EXERCISE DESCRIPTION: Identify each line below containing the string "제출마감일" and copy it.

DATA TO PROCESS:
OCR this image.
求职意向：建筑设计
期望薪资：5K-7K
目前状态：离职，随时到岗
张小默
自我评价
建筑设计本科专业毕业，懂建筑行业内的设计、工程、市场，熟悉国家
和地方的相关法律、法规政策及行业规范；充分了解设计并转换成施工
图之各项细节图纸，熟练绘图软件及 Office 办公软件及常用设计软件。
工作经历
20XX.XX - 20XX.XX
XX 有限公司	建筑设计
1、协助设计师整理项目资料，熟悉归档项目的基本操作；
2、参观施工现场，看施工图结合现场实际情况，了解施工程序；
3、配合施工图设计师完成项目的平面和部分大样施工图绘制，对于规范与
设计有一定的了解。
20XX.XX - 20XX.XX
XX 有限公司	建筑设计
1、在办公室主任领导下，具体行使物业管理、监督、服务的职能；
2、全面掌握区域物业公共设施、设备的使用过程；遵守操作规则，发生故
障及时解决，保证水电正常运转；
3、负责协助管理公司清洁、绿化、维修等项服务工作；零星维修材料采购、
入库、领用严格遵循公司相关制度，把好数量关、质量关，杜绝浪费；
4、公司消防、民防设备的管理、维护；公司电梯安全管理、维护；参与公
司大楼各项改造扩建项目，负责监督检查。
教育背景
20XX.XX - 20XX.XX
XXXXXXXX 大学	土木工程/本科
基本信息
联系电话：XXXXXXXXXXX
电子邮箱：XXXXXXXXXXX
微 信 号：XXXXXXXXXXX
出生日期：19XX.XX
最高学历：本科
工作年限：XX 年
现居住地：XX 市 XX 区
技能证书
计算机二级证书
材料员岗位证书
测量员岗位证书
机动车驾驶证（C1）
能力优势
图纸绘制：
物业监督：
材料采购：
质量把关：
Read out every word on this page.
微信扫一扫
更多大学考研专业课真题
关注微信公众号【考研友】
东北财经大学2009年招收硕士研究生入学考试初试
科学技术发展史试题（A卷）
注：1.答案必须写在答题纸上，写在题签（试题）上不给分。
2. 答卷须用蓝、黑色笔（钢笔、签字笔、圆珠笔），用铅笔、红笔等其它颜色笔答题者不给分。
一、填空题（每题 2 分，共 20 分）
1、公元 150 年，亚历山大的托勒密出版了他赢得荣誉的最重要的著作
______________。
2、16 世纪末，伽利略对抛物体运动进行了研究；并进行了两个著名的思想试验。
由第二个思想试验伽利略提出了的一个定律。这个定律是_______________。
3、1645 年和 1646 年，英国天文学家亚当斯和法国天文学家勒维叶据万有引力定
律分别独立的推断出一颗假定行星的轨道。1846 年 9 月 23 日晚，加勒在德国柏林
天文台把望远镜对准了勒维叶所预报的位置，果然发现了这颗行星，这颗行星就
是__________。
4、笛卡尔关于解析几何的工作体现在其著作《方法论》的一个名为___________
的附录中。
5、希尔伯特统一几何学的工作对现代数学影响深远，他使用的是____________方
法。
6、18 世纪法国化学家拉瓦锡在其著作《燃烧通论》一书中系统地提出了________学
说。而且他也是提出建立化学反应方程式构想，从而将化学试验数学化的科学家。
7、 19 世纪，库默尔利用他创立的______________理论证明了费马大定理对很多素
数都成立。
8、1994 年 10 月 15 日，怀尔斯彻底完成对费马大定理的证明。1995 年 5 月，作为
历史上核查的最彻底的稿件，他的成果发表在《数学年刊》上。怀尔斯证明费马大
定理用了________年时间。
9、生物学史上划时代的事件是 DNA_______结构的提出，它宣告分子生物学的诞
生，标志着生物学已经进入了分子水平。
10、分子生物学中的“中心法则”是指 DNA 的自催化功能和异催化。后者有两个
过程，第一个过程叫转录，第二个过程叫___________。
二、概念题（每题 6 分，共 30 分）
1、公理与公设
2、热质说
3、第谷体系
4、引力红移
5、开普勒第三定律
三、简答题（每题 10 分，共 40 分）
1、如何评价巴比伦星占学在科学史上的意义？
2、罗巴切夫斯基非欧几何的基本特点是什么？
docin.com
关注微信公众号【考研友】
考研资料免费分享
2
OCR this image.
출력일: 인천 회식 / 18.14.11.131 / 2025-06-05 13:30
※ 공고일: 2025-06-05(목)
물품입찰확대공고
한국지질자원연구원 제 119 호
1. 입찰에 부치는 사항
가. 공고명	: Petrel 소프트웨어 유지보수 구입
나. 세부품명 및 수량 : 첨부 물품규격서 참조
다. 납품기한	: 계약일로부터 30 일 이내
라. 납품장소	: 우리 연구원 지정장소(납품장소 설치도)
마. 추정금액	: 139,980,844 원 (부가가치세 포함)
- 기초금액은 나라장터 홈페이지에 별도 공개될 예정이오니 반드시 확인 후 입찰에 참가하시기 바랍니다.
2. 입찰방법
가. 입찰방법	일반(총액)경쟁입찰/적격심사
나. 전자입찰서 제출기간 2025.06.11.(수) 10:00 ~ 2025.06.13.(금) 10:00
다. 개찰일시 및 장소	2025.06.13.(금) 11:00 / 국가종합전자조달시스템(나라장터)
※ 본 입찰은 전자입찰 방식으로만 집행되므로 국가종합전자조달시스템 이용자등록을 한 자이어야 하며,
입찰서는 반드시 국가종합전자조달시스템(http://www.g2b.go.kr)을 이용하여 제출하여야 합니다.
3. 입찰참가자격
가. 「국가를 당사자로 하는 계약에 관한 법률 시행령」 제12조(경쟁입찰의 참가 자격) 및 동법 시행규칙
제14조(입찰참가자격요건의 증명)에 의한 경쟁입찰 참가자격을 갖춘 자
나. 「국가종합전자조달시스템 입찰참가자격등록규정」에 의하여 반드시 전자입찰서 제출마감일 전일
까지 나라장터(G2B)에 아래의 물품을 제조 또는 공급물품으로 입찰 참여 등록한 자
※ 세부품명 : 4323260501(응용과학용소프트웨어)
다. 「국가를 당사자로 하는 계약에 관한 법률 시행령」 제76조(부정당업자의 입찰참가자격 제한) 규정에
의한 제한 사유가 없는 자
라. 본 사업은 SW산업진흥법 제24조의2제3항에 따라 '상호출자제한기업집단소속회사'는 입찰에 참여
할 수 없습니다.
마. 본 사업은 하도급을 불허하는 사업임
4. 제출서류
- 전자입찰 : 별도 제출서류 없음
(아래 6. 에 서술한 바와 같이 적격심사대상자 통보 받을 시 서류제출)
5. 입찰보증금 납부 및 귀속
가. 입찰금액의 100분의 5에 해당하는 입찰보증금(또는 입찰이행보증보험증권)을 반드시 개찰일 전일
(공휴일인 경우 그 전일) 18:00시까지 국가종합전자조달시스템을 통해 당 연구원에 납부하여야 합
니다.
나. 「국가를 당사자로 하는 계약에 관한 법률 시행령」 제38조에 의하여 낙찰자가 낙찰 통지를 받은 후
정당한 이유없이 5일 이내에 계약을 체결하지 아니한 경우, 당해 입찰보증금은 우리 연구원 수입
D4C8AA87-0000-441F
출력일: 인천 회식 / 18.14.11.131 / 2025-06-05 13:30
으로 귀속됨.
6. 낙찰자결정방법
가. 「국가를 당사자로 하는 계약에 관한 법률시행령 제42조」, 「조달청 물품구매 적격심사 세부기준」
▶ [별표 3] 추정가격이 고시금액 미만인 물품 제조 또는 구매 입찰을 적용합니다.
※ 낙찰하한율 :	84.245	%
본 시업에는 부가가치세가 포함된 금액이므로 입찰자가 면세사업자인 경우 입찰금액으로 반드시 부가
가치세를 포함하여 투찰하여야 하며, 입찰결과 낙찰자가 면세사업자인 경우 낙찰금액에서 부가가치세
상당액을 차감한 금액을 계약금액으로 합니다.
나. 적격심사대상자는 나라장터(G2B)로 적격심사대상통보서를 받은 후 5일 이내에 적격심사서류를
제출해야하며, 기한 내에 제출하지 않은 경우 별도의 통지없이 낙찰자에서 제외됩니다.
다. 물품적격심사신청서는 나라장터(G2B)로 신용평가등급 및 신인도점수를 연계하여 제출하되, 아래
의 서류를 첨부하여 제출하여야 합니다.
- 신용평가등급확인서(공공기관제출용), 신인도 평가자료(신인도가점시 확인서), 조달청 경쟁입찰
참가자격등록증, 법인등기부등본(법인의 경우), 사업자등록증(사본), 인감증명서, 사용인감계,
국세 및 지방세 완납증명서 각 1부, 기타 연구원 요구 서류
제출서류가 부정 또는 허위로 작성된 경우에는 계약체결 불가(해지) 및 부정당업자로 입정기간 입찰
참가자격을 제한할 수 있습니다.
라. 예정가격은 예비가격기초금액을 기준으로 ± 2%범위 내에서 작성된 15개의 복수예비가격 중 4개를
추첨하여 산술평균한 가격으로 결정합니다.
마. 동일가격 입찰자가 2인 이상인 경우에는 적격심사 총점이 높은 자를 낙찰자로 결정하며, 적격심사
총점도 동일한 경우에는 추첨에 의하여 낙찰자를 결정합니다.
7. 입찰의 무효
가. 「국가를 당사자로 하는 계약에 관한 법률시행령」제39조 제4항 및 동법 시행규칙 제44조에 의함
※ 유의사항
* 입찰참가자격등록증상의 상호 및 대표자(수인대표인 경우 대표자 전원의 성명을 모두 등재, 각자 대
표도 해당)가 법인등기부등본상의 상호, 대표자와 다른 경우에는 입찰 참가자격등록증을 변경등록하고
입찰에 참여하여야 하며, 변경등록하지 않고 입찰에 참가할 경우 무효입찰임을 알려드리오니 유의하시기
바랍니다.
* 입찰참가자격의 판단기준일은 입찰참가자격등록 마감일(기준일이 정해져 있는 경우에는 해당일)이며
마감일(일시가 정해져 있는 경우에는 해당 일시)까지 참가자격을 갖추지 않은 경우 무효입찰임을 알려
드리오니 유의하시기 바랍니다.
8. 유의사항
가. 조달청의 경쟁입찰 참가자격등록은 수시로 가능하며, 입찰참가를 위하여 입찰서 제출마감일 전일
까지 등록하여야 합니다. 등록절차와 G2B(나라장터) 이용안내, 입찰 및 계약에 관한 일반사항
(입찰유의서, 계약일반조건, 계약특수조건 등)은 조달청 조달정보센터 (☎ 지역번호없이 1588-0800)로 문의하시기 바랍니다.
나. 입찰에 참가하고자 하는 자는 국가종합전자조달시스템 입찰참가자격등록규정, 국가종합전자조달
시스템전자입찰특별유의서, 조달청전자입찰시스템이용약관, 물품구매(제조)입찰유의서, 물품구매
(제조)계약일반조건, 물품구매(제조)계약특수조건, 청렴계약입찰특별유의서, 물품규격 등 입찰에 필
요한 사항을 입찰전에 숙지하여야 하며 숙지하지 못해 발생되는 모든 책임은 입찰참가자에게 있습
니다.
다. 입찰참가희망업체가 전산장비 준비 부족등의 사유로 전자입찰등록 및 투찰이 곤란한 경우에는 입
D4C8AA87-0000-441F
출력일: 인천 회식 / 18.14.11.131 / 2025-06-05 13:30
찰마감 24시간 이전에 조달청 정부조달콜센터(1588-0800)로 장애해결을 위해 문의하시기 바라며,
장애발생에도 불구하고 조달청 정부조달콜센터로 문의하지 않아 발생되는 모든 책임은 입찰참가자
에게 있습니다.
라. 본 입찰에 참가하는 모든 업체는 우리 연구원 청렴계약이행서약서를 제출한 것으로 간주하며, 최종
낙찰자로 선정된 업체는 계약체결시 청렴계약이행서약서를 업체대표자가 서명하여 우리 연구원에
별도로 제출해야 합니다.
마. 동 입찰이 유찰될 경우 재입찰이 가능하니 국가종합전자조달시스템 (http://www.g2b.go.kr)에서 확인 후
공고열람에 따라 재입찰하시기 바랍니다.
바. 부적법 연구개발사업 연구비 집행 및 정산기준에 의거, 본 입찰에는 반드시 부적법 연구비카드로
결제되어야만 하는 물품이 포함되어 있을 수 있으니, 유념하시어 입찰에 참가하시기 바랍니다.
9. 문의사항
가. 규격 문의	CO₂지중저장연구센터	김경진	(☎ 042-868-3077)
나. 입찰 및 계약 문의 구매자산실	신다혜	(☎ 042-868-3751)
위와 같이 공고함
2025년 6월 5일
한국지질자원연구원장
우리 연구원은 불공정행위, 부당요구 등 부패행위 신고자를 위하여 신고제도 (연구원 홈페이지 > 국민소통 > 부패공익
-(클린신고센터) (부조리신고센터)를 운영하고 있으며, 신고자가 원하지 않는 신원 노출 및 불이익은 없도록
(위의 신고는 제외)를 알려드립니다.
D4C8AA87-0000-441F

REPLY:
나. 「국가종합전자조달시스템 입찰참가자격등록규정」에 의하여 반드시 전자입찰서 제출마감일 전일
가. 조달청의 경쟁입찰 참가자격등록은 수시로 가능하며, 입찰참가를 위하여 입찰서 제출마감일 전일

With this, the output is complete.